>> BEGIN TASK INPUT

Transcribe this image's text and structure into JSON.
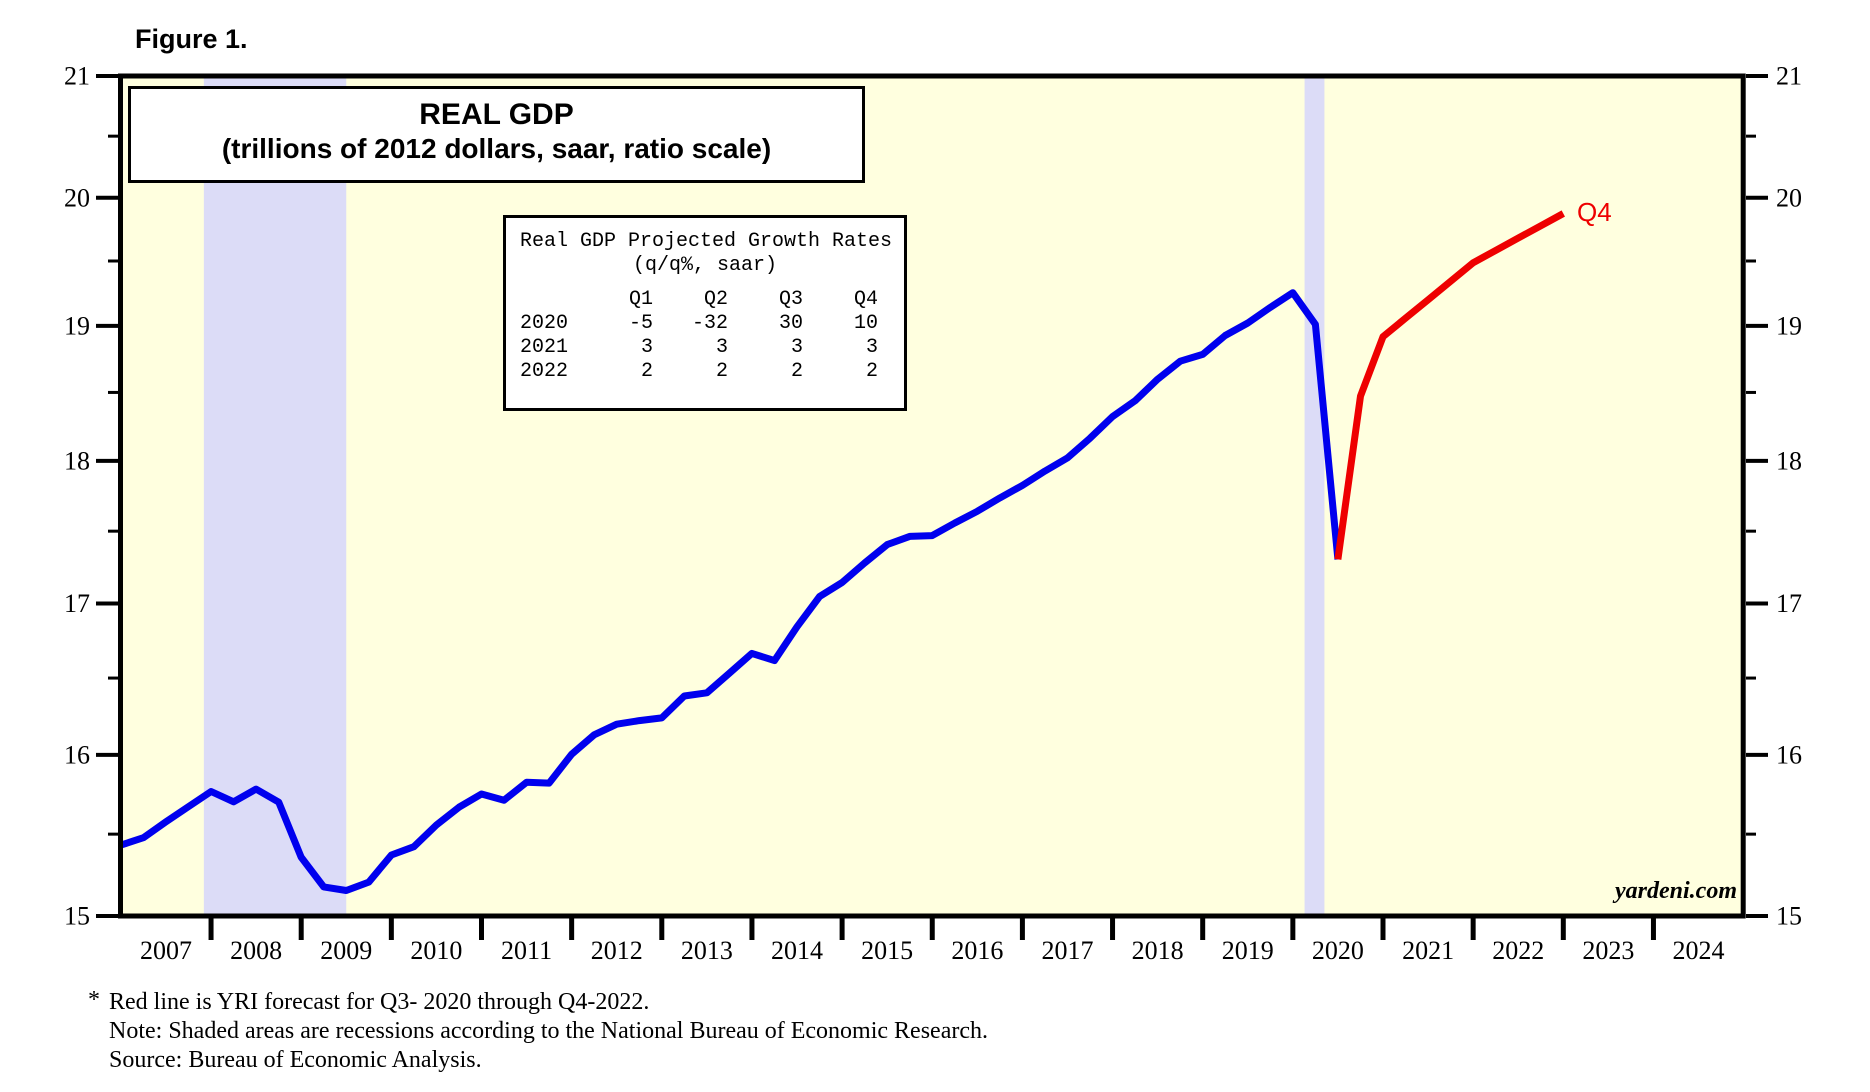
{
  "figure_label": "Figure 1.",
  "chart": {
    "title": "REAL GDP",
    "subtitle": "(trillions of 2012 dollars, saar, ratio scale)",
    "watermark": "yardeni.com",
    "end_label": "Q4"
  },
  "growth_table": {
    "title": "Real GDP Projected Growth Rates",
    "subtitle": "(q/q%, saar)",
    "columns": [
      "Q1",
      "Q2",
      "Q3",
      "Q4"
    ],
    "rows": [
      {
        "year": "2020",
        "values": [
          "-5",
          "-32",
          "30",
          "10"
        ]
      },
      {
        "year": "2021",
        "values": [
          "3",
          "3",
          "3",
          "3"
        ]
      },
      {
        "year": "2022",
        "values": [
          "2",
          "2",
          "2",
          "2"
        ]
      }
    ]
  },
  "footnotes": {
    "marker": "*",
    "lines": [
      "Red line is YRI forecast for Q3- 2020 through Q4-2022.",
      "Note: Shaded areas are recessions according to the National Bureau of Economic Research.",
      "Source: Bureau of Economic Analysis."
    ]
  },
  "chart_data": {
    "type": "line",
    "title": "REAL GDP",
    "subtitle": "(trillions of 2012 dollars, saar, ratio scale)",
    "ylabel": "trillions of 2012 dollars",
    "y_axis": {
      "scale": "log",
      "min": 15,
      "max": 21,
      "major_ticks": [
        15,
        16,
        17,
        18,
        19,
        20,
        21
      ],
      "minor_ticks": [
        15.5,
        16.5,
        17.5,
        18.5,
        19.5,
        20.5
      ]
    },
    "x_axis": {
      "min": 2007,
      "max": 2025,
      "year_labels": [
        2007,
        2008,
        2009,
        2010,
        2011,
        2012,
        2013,
        2014,
        2015,
        2016,
        2017,
        2018,
        2019,
        2020,
        2021,
        2022,
        2023,
        2024
      ]
    },
    "recession_bands": [
      {
        "from": 2007.92,
        "to": 2009.5
      },
      {
        "from": 2020.13,
        "to": 2020.35
      }
    ],
    "colors": {
      "plot_bg": "#ffffdf",
      "recession_band": "#dcdcf7",
      "actual_line": "#0000ee",
      "forecast_line": "#ee0000",
      "axis": "#000000"
    },
    "series": [
      {
        "name": "Real GDP actual",
        "color": "#0000ee",
        "points": [
          [
            2007.0,
            15.432
          ],
          [
            2007.25,
            15.478
          ],
          [
            2007.5,
            15.577
          ],
          [
            2007.75,
            15.672
          ],
          [
            2008.0,
            15.767
          ],
          [
            2008.25,
            15.702
          ],
          [
            2008.5,
            15.782
          ],
          [
            2008.75,
            15.7
          ],
          [
            2009.0,
            15.357
          ],
          [
            2009.25,
            15.176
          ],
          [
            2009.5,
            15.154
          ],
          [
            2009.75,
            15.205
          ],
          [
            2010.0,
            15.371
          ],
          [
            2010.25,
            15.422
          ],
          [
            2010.5,
            15.557
          ],
          [
            2010.75,
            15.668
          ],
          [
            2011.0,
            15.751
          ],
          [
            2011.25,
            15.712
          ],
          [
            2011.5,
            15.825
          ],
          [
            2011.75,
            15.82
          ],
          [
            2012.0,
            16.004
          ],
          [
            2012.25,
            16.129
          ],
          [
            2012.5,
            16.198
          ],
          [
            2012.75,
            16.221
          ],
          [
            2013.0,
            16.239
          ],
          [
            2013.25,
            16.382
          ],
          [
            2013.5,
            16.403
          ],
          [
            2013.75,
            16.532
          ],
          [
            2014.0,
            16.664
          ],
          [
            2014.25,
            16.616
          ],
          [
            2014.5,
            16.842
          ],
          [
            2014.75,
            17.048
          ],
          [
            2015.0,
            17.144
          ],
          [
            2015.25,
            17.278
          ],
          [
            2015.5,
            17.406
          ],
          [
            2015.75,
            17.463
          ],
          [
            2016.0,
            17.469
          ],
          [
            2016.25,
            17.557
          ],
          [
            2016.5,
            17.64
          ],
          [
            2016.75,
            17.735
          ],
          [
            2017.0,
            17.824
          ],
          [
            2017.25,
            17.926
          ],
          [
            2017.5,
            18.021
          ],
          [
            2017.75,
            18.164
          ],
          [
            2018.0,
            18.322
          ],
          [
            2018.25,
            18.438
          ],
          [
            2018.5,
            18.598
          ],
          [
            2018.75,
            18.733
          ],
          [
            2019.0,
            18.784
          ],
          [
            2019.25,
            18.927
          ],
          [
            2019.5,
            19.022
          ],
          [
            2019.75,
            19.141
          ],
          [
            2020.0,
            19.254
          ],
          [
            2020.25,
            19.011
          ],
          [
            2020.5,
            17.303
          ]
        ]
      },
      {
        "name": "YRI forecast",
        "color": "#ee0000",
        "points": [
          [
            2020.5,
            17.303
          ],
          [
            2020.75,
            18.473
          ],
          [
            2021.0,
            18.918
          ],
          [
            2021.25,
            19.058
          ],
          [
            2021.5,
            19.199
          ],
          [
            2021.75,
            19.342
          ],
          [
            2022.0,
            19.486
          ],
          [
            2022.25,
            19.583
          ],
          [
            2022.5,
            19.68
          ],
          [
            2022.75,
            19.777
          ],
          [
            2023.0,
            19.875
          ]
        ]
      }
    ]
  }
}
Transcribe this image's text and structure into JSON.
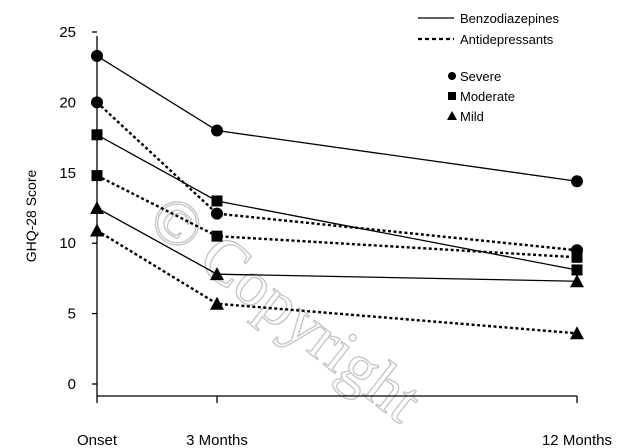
{
  "chart_data": {
    "type": "line",
    "ylabel": "GHQ-28 Score",
    "categories": [
      "Onset",
      "3 Months",
      "12 Months"
    ],
    "x_values": [
      0,
      3,
      12
    ],
    "ylim": [
      0,
      25
    ],
    "yticks": [
      0,
      5,
      10,
      15,
      20,
      25
    ],
    "grid": false,
    "legend_position": "top-right",
    "legend": {
      "lines": [
        {
          "label": "Benzodiazepines",
          "style": "solid"
        },
        {
          "label": "Antidepressants",
          "style": "dashed"
        }
      ],
      "markers": [
        {
          "label": "Severe",
          "marker": "circle"
        },
        {
          "label": "Moderate",
          "marker": "square"
        },
        {
          "label": "Mild",
          "marker": "triangle"
        }
      ]
    },
    "series": [
      {
        "treatment": "Benzodiazepines",
        "severity": "Severe",
        "style": "solid",
        "marker": "circle",
        "values": [
          23.3,
          18.0,
          14.4
        ]
      },
      {
        "treatment": "Benzodiazepines",
        "severity": "Moderate",
        "style": "solid",
        "marker": "square",
        "values": [
          17.7,
          13.0,
          8.1
        ]
      },
      {
        "treatment": "Benzodiazepines",
        "severity": "Mild",
        "style": "solid",
        "marker": "triangle",
        "values": [
          12.5,
          7.8,
          7.3
        ]
      },
      {
        "treatment": "Antidepressants",
        "severity": "Severe",
        "style": "dashed",
        "marker": "circle",
        "values": [
          20.0,
          12.1,
          9.5
        ]
      },
      {
        "treatment": "Antidepressants",
        "severity": "Moderate",
        "style": "dashed",
        "marker": "square",
        "values": [
          14.8,
          10.5,
          9.0
        ]
      },
      {
        "treatment": "Antidepressants",
        "severity": "Mild",
        "style": "dashed",
        "marker": "triangle",
        "values": [
          10.9,
          5.7,
          3.6
        ]
      }
    ],
    "watermark": "© Copyright"
  }
}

>> END TASK INPUT

THE EXERCISE – Make a verbatim copy of all the entries and strip out the pictures.

ANSWER IN FULL –
Transcribe this image's text and structure into JSON.
{
  "figure_label": "Figure 1.",
  "chart": {
    "title": "REAL GDP",
    "subtitle": "(trillions of 2012 dollars, saar, ratio scale)",
    "watermark": "yardeni.com",
    "end_label": "Q4"
  },
  "growth_table": {
    "title": "Real GDP Projected Growth Rates",
    "subtitle": "(q/q%, saar)",
    "columns": [
      "Q1",
      "Q2",
      "Q3",
      "Q4"
    ],
    "rows": [
      {
        "year": "2020",
        "values": [
          "-5",
          "-32",
          "30",
          "10"
        ]
      },
      {
        "year": "2021",
        "values": [
          "3",
          "3",
          "3",
          "3"
        ]
      },
      {
        "year": "2022",
        "values": [
          "2",
          "2",
          "2",
          "2"
        ]
      }
    ]
  },
  "footnotes": {
    "marker": "*",
    "lines": [
      "Red line is YRI forecast for Q3- 2020 through Q4-2022.",
      "Note: Shaded areas are recessions according to the National Bureau of Economic Research.",
      "Source: Bureau of Economic Analysis."
    ]
  },
  "chart_data": {
    "type": "line",
    "title": "REAL GDP",
    "subtitle": "(trillions of 2012 dollars, saar, ratio scale)",
    "ylabel": "trillions of 2012 dollars",
    "y_axis": {
      "scale": "log",
      "min": 15,
      "max": 21,
      "major_ticks": [
        15,
        16,
        17,
        18,
        19,
        20,
        21
      ],
      "minor_ticks": [
        15.5,
        16.5,
        17.5,
        18.5,
        19.5,
        20.5
      ]
    },
    "x_axis": {
      "min": 2007,
      "max": 2025,
      "year_labels": [
        2007,
        2008,
        2009,
        2010,
        2011,
        2012,
        2013,
        2014,
        2015,
        2016,
        2017,
        2018,
        2019,
        2020,
        2021,
        2022,
        2023,
        2024
      ]
    },
    "recession_bands": [
      {
        "from": 2007.92,
        "to": 2009.5
      },
      {
        "from": 2020.13,
        "to": 2020.35
      }
    ],
    "colors": {
      "plot_bg": "#ffffdf",
      "recession_band": "#dcdcf7",
      "actual_line": "#0000ee",
      "forecast_line": "#ee0000",
      "axis": "#000000"
    },
    "series": [
      {
        "name": "Real GDP actual",
        "color": "#0000ee",
        "points": [
          [
            2007.0,
            15.432
          ],
          [
            2007.25,
            15.478
          ],
          [
            2007.5,
            15.577
          ],
          [
            2007.75,
            15.672
          ],
          [
            2008.0,
            15.767
          ],
          [
            2008.25,
            15.702
          ],
          [
            2008.5,
            15.782
          ],
          [
            2008.75,
            15.7
          ],
          [
            2009.0,
            15.357
          ],
          [
            2009.25,
            15.176
          ],
          [
            2009.5,
            15.154
          ],
          [
            2009.75,
            15.205
          ],
          [
            2010.0,
            15.371
          ],
          [
            2010.25,
            15.422
          ],
          [
            2010.5,
            15.557
          ],
          [
            2010.75,
            15.668
          ],
          [
            2011.0,
            15.751
          ],
          [
            2011.25,
            15.712
          ],
          [
            2011.5,
            15.825
          ],
          [
            2011.75,
            15.82
          ],
          [
            2012.0,
            16.004
          ],
          [
            2012.25,
            16.129
          ],
          [
            2012.5,
            16.198
          ],
          [
            2012.75,
            16.221
          ],
          [
            2013.0,
            16.239
          ],
          [
            2013.25,
            16.382
          ],
          [
            2013.5,
            16.403
          ],
          [
            2013.75,
            16.532
          ],
          [
            2014.0,
            16.664
          ],
          [
            2014.25,
            16.616
          ],
          [
            2014.5,
            16.842
          ],
          [
            2014.75,
            17.048
          ],
          [
            2015.0,
            17.144
          ],
          [
            2015.25,
            17.278
          ],
          [
            2015.5,
            17.406
          ],
          [
            2015.75,
            17.463
          ],
          [
            2016.0,
            17.469
          ],
          [
            2016.25,
            17.557
          ],
          [
            2016.5,
            17.64
          ],
          [
            2016.75,
            17.735
          ],
          [
            2017.0,
            17.824
          ],
          [
            2017.25,
            17.926
          ],
          [
            2017.5,
            18.021
          ],
          [
            2017.75,
            18.164
          ],
          [
            2018.0,
            18.322
          ],
          [
            2018.25,
            18.438
          ],
          [
            2018.5,
            18.598
          ],
          [
            2018.75,
            18.733
          ],
          [
            2019.0,
            18.784
          ],
          [
            2019.25,
            18.927
          ],
          [
            2019.5,
            19.022
          ],
          [
            2019.75,
            19.141
          ],
          [
            2020.0,
            19.254
          ],
          [
            2020.25,
            19.011
          ],
          [
            2020.5,
            17.303
          ]
        ]
      },
      {
        "name": "YRI forecast",
        "color": "#ee0000",
        "points": [
          [
            2020.5,
            17.303
          ],
          [
            2020.75,
            18.473
          ],
          [
            2021.0,
            18.918
          ],
          [
            2021.25,
            19.058
          ],
          [
            2021.5,
            19.199
          ],
          [
            2021.75,
            19.342
          ],
          [
            2022.0,
            19.486
          ],
          [
            2022.25,
            19.583
          ],
          [
            2022.5,
            19.68
          ],
          [
            2022.75,
            19.777
          ],
          [
            2023.0,
            19.875
          ]
        ]
      }
    ]
  }
}
Transcribe this image's text and structure into JSON.
{
  "chart_data": {
    "type": "line",
    "ylabel": "GHQ-28 Score",
    "categories": [
      "Onset",
      "3 Months",
      "12 Months"
    ],
    "x_values": [
      0,
      3,
      12
    ],
    "ylim": [
      0,
      25
    ],
    "yticks": [
      0,
      5,
      10,
      15,
      20,
      25
    ],
    "grid": false,
    "legend_position": "top-right",
    "legend": {
      "lines": [
        {
          "label": "Benzodiazepines",
          "style": "solid"
        },
        {
          "label": "Antidepressants",
          "style": "dashed"
        }
      ],
      "markers": [
        {
          "label": "Severe",
          "marker": "circle"
        },
        {
          "label": "Moderate",
          "marker": "square"
        },
        {
          "label": "Mild",
          "marker": "triangle"
        }
      ]
    },
    "series": [
      {
        "treatment": "Benzodiazepines",
        "severity": "Severe",
        "style": "solid",
        "marker": "circle",
        "values": [
          23.3,
          18.0,
          14.4
        ]
      },
      {
        "treatment": "Benzodiazepines",
        "severity": "Moderate",
        "style": "solid",
        "marker": "square",
        "values": [
          17.7,
          13.0,
          8.1
        ]
      },
      {
        "treatment": "Benzodiazepines",
        "severity": "Mild",
        "style": "solid",
        "marker": "triangle",
        "values": [
          12.5,
          7.8,
          7.3
        ]
      },
      {
        "treatment": "Antidepressants",
        "severity": "Severe",
        "style": "dashed",
        "marker": "circle",
        "values": [
          20.0,
          12.1,
          9.5
        ]
      },
      {
        "treatment": "Antidepressants",
        "severity": "Moderate",
        "style": "dashed",
        "marker": "square",
        "values": [
          14.8,
          10.5,
          9.0
        ]
      },
      {
        "treatment": "Antidepressants",
        "severity": "Mild",
        "style": "dashed",
        "marker": "triangle",
        "values": [
          10.9,
          5.7,
          3.6
        ]
      }
    ],
    "watermark": "© Copyright"
  }
}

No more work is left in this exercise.